---------- Records to process ----------

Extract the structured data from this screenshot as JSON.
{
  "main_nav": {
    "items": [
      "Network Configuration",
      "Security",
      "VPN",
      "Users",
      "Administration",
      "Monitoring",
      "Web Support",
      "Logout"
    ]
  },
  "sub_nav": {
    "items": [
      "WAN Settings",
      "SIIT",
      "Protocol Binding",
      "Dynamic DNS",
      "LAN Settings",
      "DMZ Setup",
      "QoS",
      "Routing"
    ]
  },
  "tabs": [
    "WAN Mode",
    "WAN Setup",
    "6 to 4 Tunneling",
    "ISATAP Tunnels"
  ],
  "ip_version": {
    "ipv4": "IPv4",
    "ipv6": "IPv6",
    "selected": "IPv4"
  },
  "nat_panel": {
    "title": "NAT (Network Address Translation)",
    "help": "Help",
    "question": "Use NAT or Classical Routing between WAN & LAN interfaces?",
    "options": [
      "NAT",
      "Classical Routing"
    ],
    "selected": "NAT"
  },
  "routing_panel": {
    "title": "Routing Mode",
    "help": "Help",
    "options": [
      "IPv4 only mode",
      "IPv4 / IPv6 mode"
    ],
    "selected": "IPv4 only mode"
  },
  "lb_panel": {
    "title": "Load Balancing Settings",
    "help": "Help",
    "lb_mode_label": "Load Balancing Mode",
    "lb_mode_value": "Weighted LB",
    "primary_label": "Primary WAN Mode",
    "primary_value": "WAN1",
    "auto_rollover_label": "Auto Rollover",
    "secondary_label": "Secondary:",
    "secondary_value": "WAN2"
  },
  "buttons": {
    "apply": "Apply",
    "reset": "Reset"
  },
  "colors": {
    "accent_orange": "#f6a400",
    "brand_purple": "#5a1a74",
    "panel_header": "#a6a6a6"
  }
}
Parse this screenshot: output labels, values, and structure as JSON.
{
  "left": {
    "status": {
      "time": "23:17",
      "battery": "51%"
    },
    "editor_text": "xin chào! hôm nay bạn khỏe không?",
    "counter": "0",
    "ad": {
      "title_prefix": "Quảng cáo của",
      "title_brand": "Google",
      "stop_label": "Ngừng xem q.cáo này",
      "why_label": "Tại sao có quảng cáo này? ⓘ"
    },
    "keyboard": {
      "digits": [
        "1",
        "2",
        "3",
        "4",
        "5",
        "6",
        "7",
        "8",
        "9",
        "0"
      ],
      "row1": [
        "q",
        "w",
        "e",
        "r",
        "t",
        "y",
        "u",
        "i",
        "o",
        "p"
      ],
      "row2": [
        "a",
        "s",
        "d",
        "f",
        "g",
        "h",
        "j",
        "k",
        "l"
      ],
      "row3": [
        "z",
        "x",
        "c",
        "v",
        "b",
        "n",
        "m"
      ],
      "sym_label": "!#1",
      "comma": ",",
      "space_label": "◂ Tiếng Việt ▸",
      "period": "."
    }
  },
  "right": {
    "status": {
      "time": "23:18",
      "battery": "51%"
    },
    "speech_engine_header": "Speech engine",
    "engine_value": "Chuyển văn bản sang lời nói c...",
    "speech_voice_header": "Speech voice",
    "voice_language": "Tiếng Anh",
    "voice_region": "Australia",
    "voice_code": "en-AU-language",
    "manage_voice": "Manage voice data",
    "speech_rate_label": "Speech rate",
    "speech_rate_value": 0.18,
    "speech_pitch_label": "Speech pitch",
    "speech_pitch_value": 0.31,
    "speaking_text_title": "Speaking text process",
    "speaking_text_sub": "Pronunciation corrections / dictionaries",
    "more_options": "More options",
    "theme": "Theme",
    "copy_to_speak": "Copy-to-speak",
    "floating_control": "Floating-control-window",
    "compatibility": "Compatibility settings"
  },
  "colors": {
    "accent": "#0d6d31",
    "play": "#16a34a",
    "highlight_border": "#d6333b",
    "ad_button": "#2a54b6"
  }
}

----------

Take every line containing the word "this" and copy it.

Extract the structured data from this screenshot as JSON.
Parse this screenshot: output labels, values, and structure as JSON.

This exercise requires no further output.